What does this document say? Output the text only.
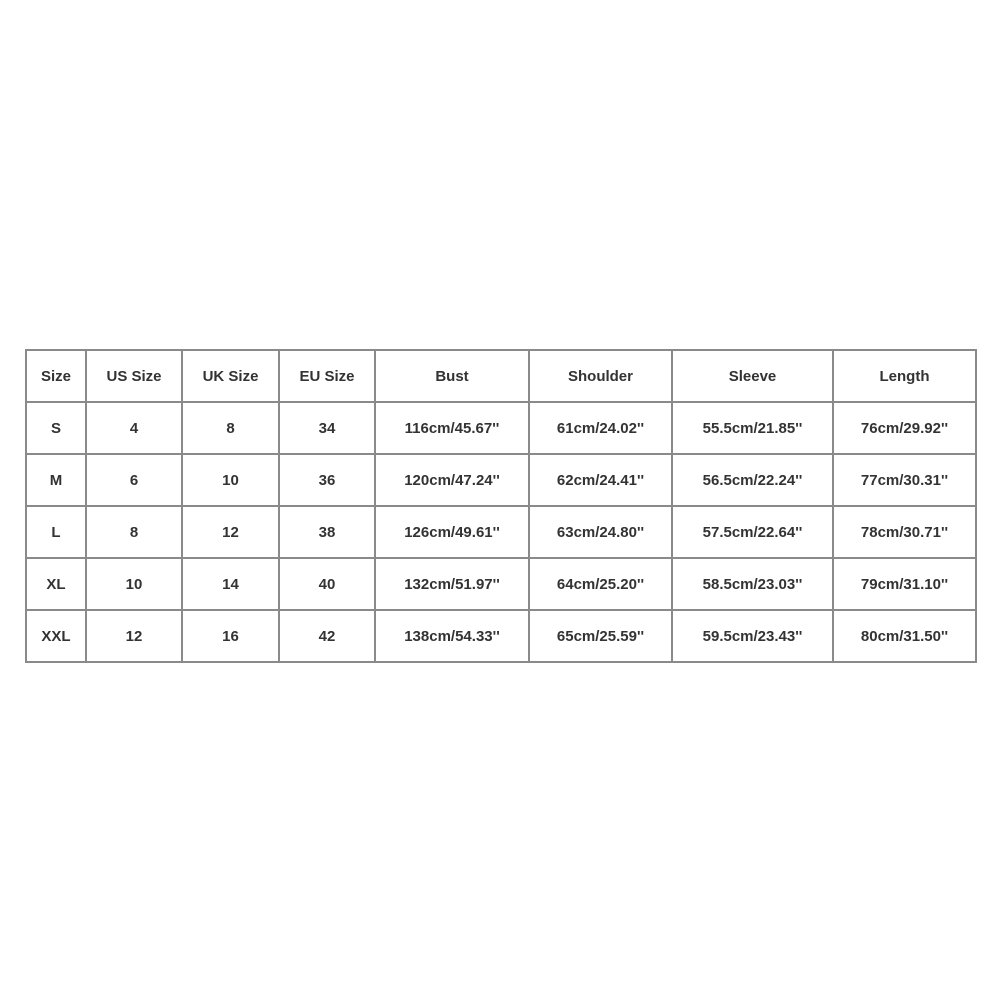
Size	US Size	UK Size	EU Size	Bust	Shoulder	Sleeve	Length
S	4	8	34	116cm/45.67''	61cm/24.02''	55.5cm/21.85''	76cm/29.92''
M	6	10	36	120cm/47.24''	62cm/24.41''	56.5cm/22.24''	77cm/30.31''
L	8	12	38	126cm/49.61''	63cm/24.80''	57.5cm/22.64''	78cm/30.71''
XL	10	14	40	132cm/51.97''	64cm/25.20''	58.5cm/23.03''	79cm/31.10''
XXL	12	16	42	138cm/54.33''	65cm/25.59''	59.5cm/23.43''	80cm/31.50''
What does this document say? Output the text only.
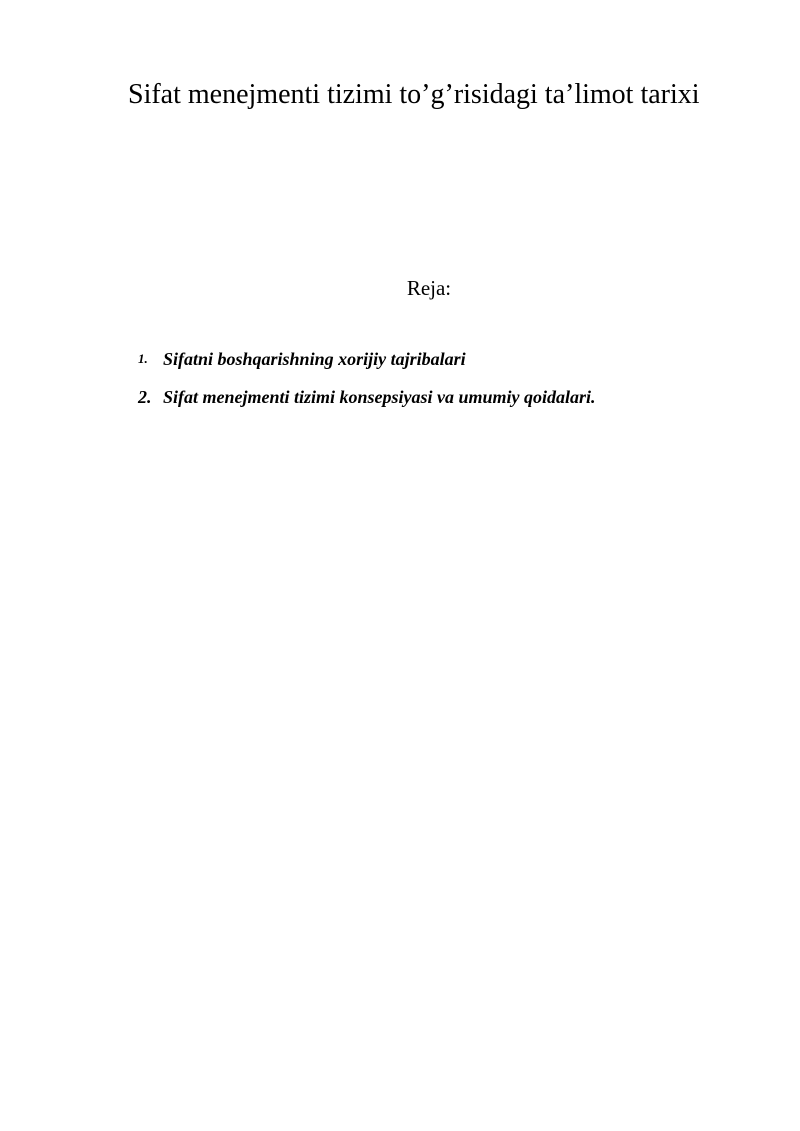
Sifat menejmenti tizimi to’g’risidagi ta’limot tarixi
Reja:
1. Sifatni boshqarishning xorijiy tajribalari
2. Sifat menejmenti tizimi konsepsiyasi va umumiy qoidalari.
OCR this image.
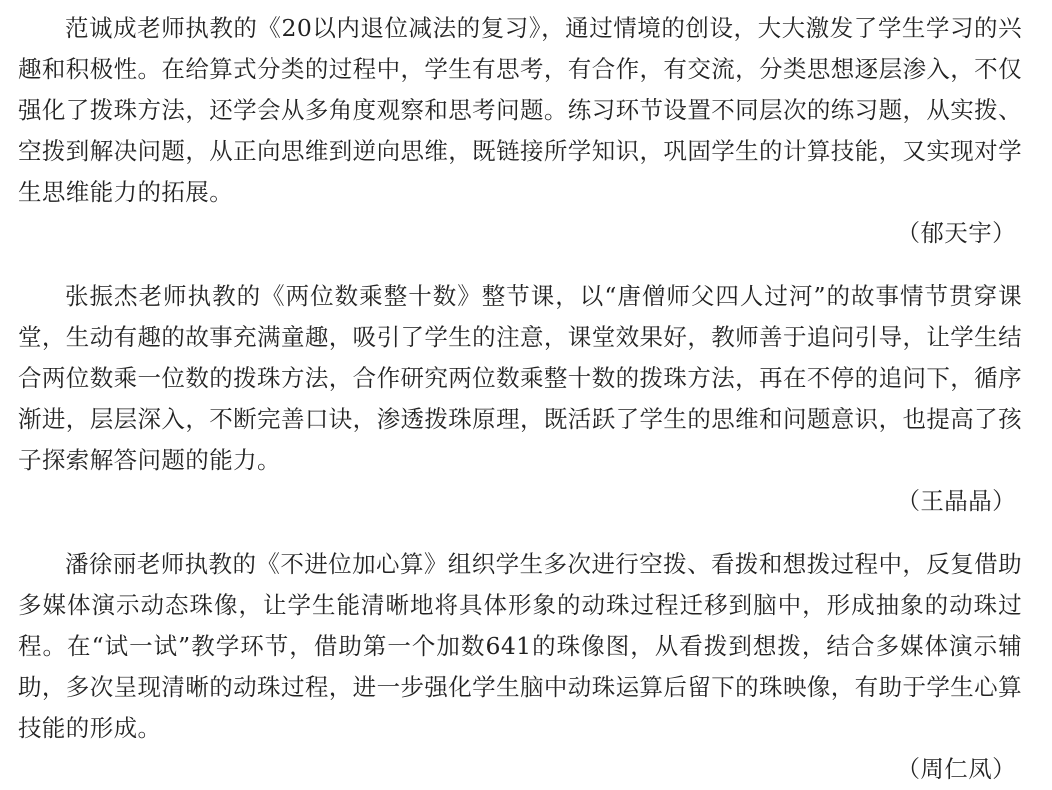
范诚成老师执教的《20以内退位减法的复习》，通过情境的创设，大大激发了学生学习的兴趣和积极性。在给算式分类的过程中，学生有思考，有合作，有交流，分类思想逐层渗入，不仅强化了拨珠方法，还学会从多角度观察和思考问题。练习环节设置不同层次的练习题，从实拨、空拨到解决问题，从正向思维到逆向思维，既链接所学知识，巩固学生的计算技能，又实现对学生思维能力的拓展。

（郁天宇）

张振杰老师执教的《两位数乘整十数》整节课，以“唐僧师父四人过河”的故事情节贯穿课堂，生动有趣的故事充满童趣，吸引了学生的注意，课堂效果好，教师善于追问引导，让学生结合两位数乘一位数的拨珠方法，合作研究两位数乘整十数的拨珠方法，再在不停的追问下，循序渐进，层层深入，不断完善口诀，渗透拨珠原理，既活跃了学生的思维和问题意识，也提高了孩子探索解答问题的能力。

（王晶晶）

潘徐丽老师执教的《不进位加心算》组织学生多次进行空拨、看拨和想拨过程中，反复借助多媒体演示动态珠像，让学生能清晰地将具体形象的动珠过程迁移到脑中，形成抽象的动珠过程。在“试一试”教学环节，借助第一个加数641的珠像图，从看拨到想拨，结合多媒体演示辅助，多次呈现清晰的动珠过程，进一步强化学生脑中动珠运算后留下的珠映像，有助于学生心算技能的形成。

（周仁凤）
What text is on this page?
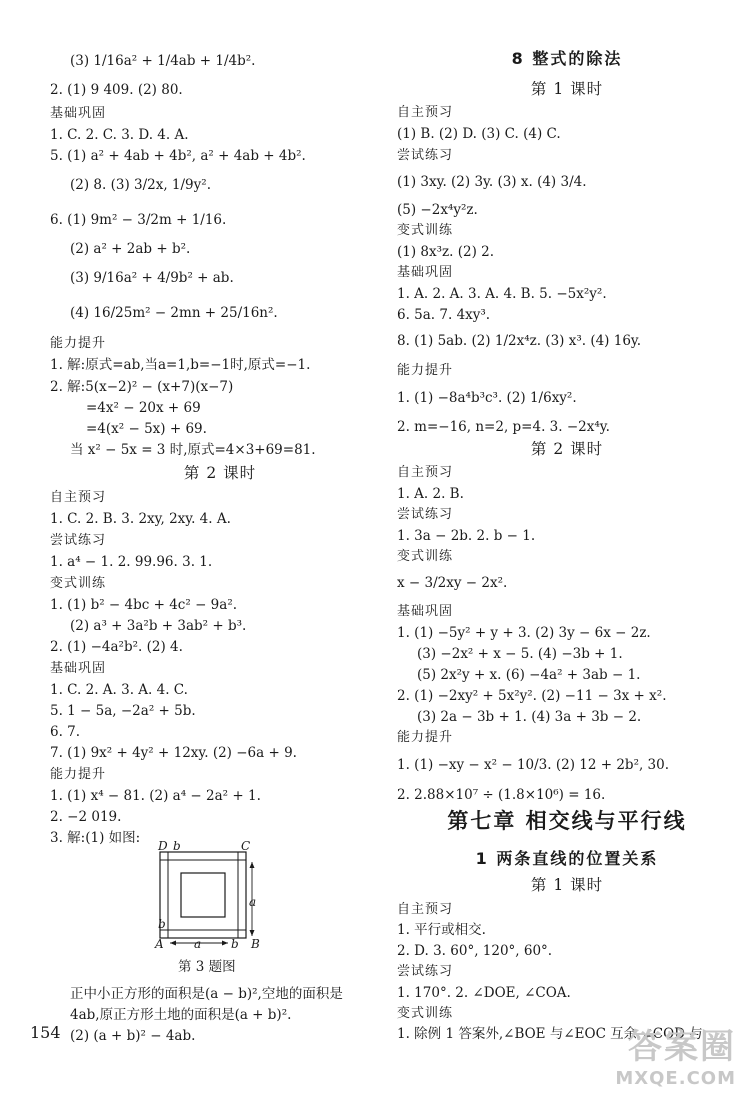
(3) 1/16a² + 1/4ab + 1/4b².
2. (1) 9 409. (2) 80.
基础巩固
1. C. 2. C. 3. D. 4. A.
5. (1) a² + 4ab + 4b², a² + 4ab + 4b².
(2) 8. (3) 3/2x, 1/9y².
6. (1) 9m² − 3/2m + 1/16.
(2) a² + 2ab + b².
(3) 9/16a² + 4/9b² + ab.
(4) 16/25m² − 2mn + 25/16n².
能力提升
1. 解:原式=ab,当a=1,b=−1时,原式=−1.
2. 解:5(x−2)² − (x+7)(x−7)
=4x² − 20x + 69
=4(x² − 5x) + 69.
当 x² − 5x = 3 时,原式=4×3+69=81.
第 2 课时
自主预习
1. C. 2. B. 3. 2xy, 2xy. 4. A.
尝试练习
1. a⁴ − 1. 2. 99.96. 3. 1.
变式训练
1. (1) b² − 4bc + 4c² − 9a².
(2) a³ + 3a²b + 3ab² + b³.
2. (1) −4a²b². (2) 4.
基础巩固
1. C. 2. A. 3. A. 4. C.
5. 1 − 5a, −2a² + 5b.
6. 7.
7. (1) 9x² + 4y² + 12xy. (2) −6a + 9.
能力提升
1. (1) x⁴ − 81. (2) a⁴ − 2a² + 1.
2. −2 019.
3. 解:(1) 如图:
第 3 题图
正中小正方形的面积是(a − b)²,空地的面积是
4ab,原正方形土地的面积是(a + b)².
(2) (a + b)² − 4ab.
8 整式的除法
第 1 课时
自主预习
(1) B. (2) D. (3) C. (4) C.
尝试练习
(1) 3xy. (2) 3y. (3) x. (4) 3/4.
(5) −2x⁴y²z.
变式训练
(1) 8x³z. (2) 2.
基础巩固
1. A. 2. A. 3. A. 4. B. 5. −5x²y².
6. 5a. 7. 4xy³.
8. (1) 5ab. (2) 1/2x⁴z. (3) x³. (4) 16y.
能力提升
1. (1) −8a⁴b³c³. (2) 1/6xy².
2. m=−16, n=2, p=4. 3. −2x⁴y.
第 2 课时
自主预习
1. A. 2. B.
尝试练习
1. 3a − 2b. 2. b − 1.
变式训练
x − 3/2xy − 2x².
基础巩固
1. (1) −5y² + y + 3. (2) 3y − 6x − 2z.
(3) −2x² + x − 5. (4) −3b + 1.
(5) 2x²y + x. (6) −4a² + 3ab − 1.
2. (1) −2xy² + 5x²y². (2) −11 − 3x + x².
(3) 2a − 3b + 1. (4) 3a + 3b − 2.
能力提升
1. (1) −xy − x² − 10/3. (2) 12 + 2b², 30.
2. 2.88×10⁷ ÷ (1.8×10⁶) = 16.
第七章 相交线与平行线
1 两条直线的位置关系
第 1 课时
自主预习
1. 平行或相交.
2. D. 3. 60°, 120°, 60°.
尝试练习
1. 170°. 2. ∠DOE, ∠COA.
变式训练
1. 除例 1 答案外,∠BOE 与∠EOC 互余,∠COD 与
D b	C
a
b
A	a b B
154	答案圈
MXQE.COM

****************************************

Given problem:
Without the pictures, repeat all the records word for word.

The response:
What does this document say? Output the text only.
Size	US Size	UK Size	EU Size	Bust	Shoulder	Sleeve	Length
S	4	8	34	116cm/45.67''	61cm/24.02''	55.5cm/21.85''	76cm/29.92''
M	6	10	36	120cm/47.24''	62cm/24.41''	56.5cm/22.24''	77cm/30.31''
L	8	12	38	126cm/49.61''	63cm/24.80''	57.5cm/22.64''	78cm/30.71''
XL	10	14	40	132cm/51.97''	64cm/25.20''	58.5cm/23.03''	79cm/31.10''
XXL	12	16	42	138cm/54.33''	65cm/25.59''	59.5cm/23.43''	80cm/31.50''
What does this document say? Output the text only.
Sifat menejmenti tizimi to’g’risidagi ta’limot tarixi
Reja:
1. Sifatni boshqarishning xorijiy tajribalari
2. Sifat menejmenti tizimi konsepsiyasi va umumiy qoidalari.
OCR this image.
范诚成老师执教的《20以内退位减法的复习》，通过情境的创设，大大激发了学生学习的兴趣和积极性。在给算式分类的过程中，学生有思考，有合作，有交流，分类思想逐层渗入，不仅强化了拨珠方法，还学会从多角度观察和思考问题。练习环节设置不同层次的练习题，从实拨、空拨到解决问题，从正向思维到逆向思维，既链接所学知识，巩固学生的计算技能，又实现对学生思维能力的拓展。

（郁天宇）

张振杰老师执教的《两位数乘整十数》整节课，以“唐僧师父四人过河”的故事情节贯穿课堂，生动有趣的故事充满童趣，吸引了学生的注意，课堂效果好，教师善于追问引导，让学生结合两位数乘一位数的拨珠方法，合作研究两位数乘整十数的拨珠方法，再在不停的追问下，循序渐进，层层深入，不断完善口诀，渗透拨珠原理，既活跃了学生的思维和问题意识，也提高了孩子探索解答问题的能力。

（王晶晶）

潘徐丽老师执教的《不进位加心算》组织学生多次进行空拨、看拨和想拨过程中，反复借助多媒体演示动态珠像，让学生能清晰地将具体形象的动珠过程迁移到脑中，形成抽象的动珠过程。在“试一试”教学环节，借助第一个加数641的珠像图，从看拨到想拨，结合多媒体演示辅助，多次呈现清晰的动珠过程，进一步强化学生脑中动珠运算后留下的珠映像，有助于学生心算技能的形成。

（周仁凤）
What text is on this page?
(3) 1/16a² + 1/4ab + 1/4b².
2. (1) 9 409. (2) 80.
基础巩固
1. C. 2. C. 3. D. 4. A.
5. (1) a² + 4ab + 4b², a² + 4ab + 4b².
(2) 8. (3) 3/2x, 1/9y².
6. (1) 9m² − 3/2m + 1/16.
(2) a² + 2ab + b².
(3) 9/16a² + 4/9b² + ab.
(4) 16/25m² − 2mn + 25/16n².
能力提升
1. 解:原式=ab,当a=1,b=−1时,原式=−1.
2. 解:5(x−2)² − (x+7)(x−7)
=4x² − 20x + 69
=4(x² − 5x) + 69.
当 x² − 5x = 3 时,原式=4×3+69=81.
第 2 课时
自主预习
1. C. 2. B. 3. 2xy, 2xy. 4. A.
尝试练习
1. a⁴ − 1. 2. 99.96. 3. 1.
变式训练
1. (1) b² − 4bc + 4c² − 9a².
(2) a³ + 3a²b + 3ab² + b³.
2. (1) −4a²b². (2) 4.
基础巩固
1. C. 2. A. 3. A. 4. C.
5. 1 − 5a, −2a² + 5b.
6. 7.
7. (1) 9x² + 4y² + 12xy. (2) −6a + 9.
能力提升
1. (1) x⁴ − 81. (2) a⁴ − 2a² + 1.
2. −2 019.
3. 解:(1) 如图:
第 3 题图
正中小正方形的面积是(a − b)²,空地的面积是
4ab,原正方形土地的面积是(a + b)².
(2) (a + b)² − 4ab.
8 整式的除法
第 1 课时
自主预习
(1) B. (2) D. (3) C. (4) C.
尝试练习
(1) 3xy. (2) 3y. (3) x. (4) 3/4.
(5) −2x⁴y²z.
变式训练
(1) 8x³z. (2) 2.
基础巩固
1. A. 2. A. 3. A. 4. B. 5. −5x²y².
6. 5a. 7. 4xy³.
8. (1) 5ab. (2) 1/2x⁴z. (3) x³. (4) 16y.
能力提升
1. (1) −8a⁴b³c³. (2) 1/6xy².
2. m=−16, n=2, p=4. 3. −2x⁴y.
第 2 课时
自主预习
1. A. 2. B.
尝试练习
1. 3a − 2b. 2. b − 1.
变式训练
x − 3/2xy − 2x².
基础巩固
1. (1) −5y² + y + 3. (2) 3y − 6x − 2z.
(3) −2x² + x − 5. (4) −3b + 1.
(5) 2x²y + x. (6) −4a² + 3ab − 1.
2. (1) −2xy² + 5x²y². (2) −11 − 3x + x².
(3) 2a − 3b + 1. (4) 3a + 3b − 2.
能力提升
1. (1) −xy − x² − 10/3. (2) 12 + 2b², 30.
2. 2.88×10⁷ ÷ (1.8×10⁶) = 16.
第七章 相交线与平行线
1 两条直线的位置关系
第 1 课时
自主预习
1. 平行或相交.
2. D. 3. 60°, 120°, 60°.
尝试练习
1. 170°. 2. ∠DOE, ∠COA.
变式训练
1. 除例 1 答案外,∠BOE 与∠EOC 互余,∠COD 与
D b	C
a
b
A	a b B
154	答案圈
MXQE.COM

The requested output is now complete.